Work out the number of lines with "prodidit" in them. Reply with that number and no other words.
* begin Record excerpts *
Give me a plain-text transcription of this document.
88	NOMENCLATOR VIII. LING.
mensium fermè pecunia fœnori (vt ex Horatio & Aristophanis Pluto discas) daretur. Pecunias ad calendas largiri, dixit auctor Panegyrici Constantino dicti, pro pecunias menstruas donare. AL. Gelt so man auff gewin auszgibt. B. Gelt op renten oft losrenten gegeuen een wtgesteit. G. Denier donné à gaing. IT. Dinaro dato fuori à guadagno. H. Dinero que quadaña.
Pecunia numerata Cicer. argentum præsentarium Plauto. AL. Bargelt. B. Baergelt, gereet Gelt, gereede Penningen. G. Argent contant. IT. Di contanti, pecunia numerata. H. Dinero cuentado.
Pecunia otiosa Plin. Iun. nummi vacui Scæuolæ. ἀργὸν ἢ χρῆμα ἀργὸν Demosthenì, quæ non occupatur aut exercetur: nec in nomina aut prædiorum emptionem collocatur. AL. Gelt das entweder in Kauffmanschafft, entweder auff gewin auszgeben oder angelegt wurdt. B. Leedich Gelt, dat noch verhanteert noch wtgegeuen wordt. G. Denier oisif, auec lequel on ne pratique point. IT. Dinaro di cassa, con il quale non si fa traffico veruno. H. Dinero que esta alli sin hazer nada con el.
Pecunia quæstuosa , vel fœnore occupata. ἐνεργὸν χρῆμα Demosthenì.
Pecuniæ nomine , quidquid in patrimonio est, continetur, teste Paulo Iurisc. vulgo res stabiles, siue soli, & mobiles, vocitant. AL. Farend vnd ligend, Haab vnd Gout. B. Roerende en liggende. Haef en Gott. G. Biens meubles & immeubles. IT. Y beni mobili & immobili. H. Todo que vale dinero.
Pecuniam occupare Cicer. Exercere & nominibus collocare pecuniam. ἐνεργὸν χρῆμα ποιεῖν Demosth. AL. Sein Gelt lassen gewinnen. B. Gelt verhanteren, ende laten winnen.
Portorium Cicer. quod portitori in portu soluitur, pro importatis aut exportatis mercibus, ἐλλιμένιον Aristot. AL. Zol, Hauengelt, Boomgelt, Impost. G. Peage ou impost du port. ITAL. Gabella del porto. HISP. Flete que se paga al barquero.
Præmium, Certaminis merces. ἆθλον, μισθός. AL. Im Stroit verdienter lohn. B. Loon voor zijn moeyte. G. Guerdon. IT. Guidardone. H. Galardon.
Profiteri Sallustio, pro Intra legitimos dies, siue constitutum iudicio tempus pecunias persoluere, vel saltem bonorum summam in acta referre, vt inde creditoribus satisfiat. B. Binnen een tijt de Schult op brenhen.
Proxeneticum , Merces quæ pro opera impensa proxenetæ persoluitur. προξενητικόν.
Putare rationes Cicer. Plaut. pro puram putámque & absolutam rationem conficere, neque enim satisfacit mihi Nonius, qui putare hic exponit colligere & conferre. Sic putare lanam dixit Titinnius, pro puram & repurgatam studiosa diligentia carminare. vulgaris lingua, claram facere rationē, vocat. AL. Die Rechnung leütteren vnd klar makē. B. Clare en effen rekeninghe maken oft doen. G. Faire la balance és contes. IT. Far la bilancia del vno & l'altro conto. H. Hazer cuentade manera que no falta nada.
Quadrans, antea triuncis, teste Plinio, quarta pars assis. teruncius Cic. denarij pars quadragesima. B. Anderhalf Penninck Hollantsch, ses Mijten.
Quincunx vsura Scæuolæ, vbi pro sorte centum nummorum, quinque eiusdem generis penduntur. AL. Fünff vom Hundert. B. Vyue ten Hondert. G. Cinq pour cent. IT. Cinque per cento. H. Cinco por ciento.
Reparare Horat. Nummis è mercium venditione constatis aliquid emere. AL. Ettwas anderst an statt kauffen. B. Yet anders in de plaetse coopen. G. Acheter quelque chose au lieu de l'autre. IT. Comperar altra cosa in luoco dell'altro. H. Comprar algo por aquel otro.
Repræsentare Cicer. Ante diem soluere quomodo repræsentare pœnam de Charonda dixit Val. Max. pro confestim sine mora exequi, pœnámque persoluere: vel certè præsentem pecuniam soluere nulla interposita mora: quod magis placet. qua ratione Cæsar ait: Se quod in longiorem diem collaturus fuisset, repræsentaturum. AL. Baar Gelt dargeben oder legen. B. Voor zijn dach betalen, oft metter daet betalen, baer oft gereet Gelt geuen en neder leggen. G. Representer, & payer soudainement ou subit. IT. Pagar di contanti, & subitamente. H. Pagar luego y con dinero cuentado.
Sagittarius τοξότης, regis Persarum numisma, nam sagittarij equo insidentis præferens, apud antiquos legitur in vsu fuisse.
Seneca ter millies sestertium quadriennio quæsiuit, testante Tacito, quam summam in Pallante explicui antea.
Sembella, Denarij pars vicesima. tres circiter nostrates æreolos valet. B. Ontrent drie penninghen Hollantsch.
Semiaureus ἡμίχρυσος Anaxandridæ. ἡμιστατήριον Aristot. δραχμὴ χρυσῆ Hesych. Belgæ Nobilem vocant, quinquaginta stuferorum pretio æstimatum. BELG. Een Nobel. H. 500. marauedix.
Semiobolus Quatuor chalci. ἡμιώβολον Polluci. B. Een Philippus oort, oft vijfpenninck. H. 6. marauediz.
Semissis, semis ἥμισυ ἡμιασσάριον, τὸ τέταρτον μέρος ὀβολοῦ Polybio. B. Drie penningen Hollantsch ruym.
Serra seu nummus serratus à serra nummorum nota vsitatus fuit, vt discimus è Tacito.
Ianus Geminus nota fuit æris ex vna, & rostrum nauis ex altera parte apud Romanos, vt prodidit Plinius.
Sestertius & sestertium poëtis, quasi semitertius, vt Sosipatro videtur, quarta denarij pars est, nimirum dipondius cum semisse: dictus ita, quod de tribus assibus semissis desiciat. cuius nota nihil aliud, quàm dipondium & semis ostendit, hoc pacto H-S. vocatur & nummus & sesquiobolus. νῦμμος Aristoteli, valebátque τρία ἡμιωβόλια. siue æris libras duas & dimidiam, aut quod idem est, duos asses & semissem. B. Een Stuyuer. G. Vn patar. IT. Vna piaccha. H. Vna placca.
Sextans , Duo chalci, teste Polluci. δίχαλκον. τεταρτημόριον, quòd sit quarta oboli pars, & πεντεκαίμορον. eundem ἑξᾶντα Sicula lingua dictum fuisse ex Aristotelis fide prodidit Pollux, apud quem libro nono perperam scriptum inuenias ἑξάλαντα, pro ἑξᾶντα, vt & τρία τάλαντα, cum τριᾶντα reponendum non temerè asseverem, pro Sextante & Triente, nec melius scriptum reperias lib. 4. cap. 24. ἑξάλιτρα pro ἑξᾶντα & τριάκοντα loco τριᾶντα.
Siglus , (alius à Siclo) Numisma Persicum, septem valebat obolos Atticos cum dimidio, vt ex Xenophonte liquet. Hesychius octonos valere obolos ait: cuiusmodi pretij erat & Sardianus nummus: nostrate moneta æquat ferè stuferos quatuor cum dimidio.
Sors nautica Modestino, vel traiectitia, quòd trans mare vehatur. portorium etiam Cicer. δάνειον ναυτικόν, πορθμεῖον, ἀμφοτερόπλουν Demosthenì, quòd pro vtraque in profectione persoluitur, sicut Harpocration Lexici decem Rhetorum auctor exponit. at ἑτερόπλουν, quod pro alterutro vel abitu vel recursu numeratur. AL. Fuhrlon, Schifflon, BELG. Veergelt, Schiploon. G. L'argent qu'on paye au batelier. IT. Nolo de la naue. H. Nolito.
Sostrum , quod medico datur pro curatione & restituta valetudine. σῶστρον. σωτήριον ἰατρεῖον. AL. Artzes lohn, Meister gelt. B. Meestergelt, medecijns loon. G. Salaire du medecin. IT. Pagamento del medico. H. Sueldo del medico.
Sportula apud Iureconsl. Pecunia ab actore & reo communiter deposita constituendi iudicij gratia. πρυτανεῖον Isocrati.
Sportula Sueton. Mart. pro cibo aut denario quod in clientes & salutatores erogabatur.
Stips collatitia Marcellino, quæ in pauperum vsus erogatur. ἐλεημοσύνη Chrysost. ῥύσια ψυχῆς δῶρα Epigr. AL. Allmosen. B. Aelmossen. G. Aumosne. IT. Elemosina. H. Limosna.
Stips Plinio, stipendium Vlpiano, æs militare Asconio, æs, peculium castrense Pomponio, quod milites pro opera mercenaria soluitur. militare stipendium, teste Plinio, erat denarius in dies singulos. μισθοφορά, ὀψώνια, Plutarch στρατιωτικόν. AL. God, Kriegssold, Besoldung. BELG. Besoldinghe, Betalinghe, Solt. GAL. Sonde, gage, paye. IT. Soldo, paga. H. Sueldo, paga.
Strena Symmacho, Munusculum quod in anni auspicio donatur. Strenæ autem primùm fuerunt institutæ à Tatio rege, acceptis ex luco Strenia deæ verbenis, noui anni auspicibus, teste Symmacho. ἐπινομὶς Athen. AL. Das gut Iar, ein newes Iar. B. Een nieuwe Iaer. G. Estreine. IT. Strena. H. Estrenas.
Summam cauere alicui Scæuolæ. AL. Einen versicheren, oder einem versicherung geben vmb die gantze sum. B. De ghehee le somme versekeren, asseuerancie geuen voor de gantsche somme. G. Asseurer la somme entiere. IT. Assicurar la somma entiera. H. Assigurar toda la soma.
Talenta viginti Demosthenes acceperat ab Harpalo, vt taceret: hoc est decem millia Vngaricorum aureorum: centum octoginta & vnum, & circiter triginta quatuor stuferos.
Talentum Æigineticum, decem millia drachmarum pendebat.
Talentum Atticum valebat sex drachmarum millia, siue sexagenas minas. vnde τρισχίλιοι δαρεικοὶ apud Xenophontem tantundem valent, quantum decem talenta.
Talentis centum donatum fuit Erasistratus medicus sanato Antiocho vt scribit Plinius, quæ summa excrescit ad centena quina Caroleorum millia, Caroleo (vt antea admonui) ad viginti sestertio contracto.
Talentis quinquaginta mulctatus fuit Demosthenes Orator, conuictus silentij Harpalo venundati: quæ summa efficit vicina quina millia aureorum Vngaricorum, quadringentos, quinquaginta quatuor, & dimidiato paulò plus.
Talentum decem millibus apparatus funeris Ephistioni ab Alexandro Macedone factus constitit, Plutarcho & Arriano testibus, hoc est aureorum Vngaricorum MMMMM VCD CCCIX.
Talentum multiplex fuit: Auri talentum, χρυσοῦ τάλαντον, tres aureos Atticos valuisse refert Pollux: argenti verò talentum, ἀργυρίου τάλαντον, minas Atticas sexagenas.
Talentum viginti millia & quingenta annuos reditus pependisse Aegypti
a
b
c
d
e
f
* end Record excerpts *
(Correct output)
2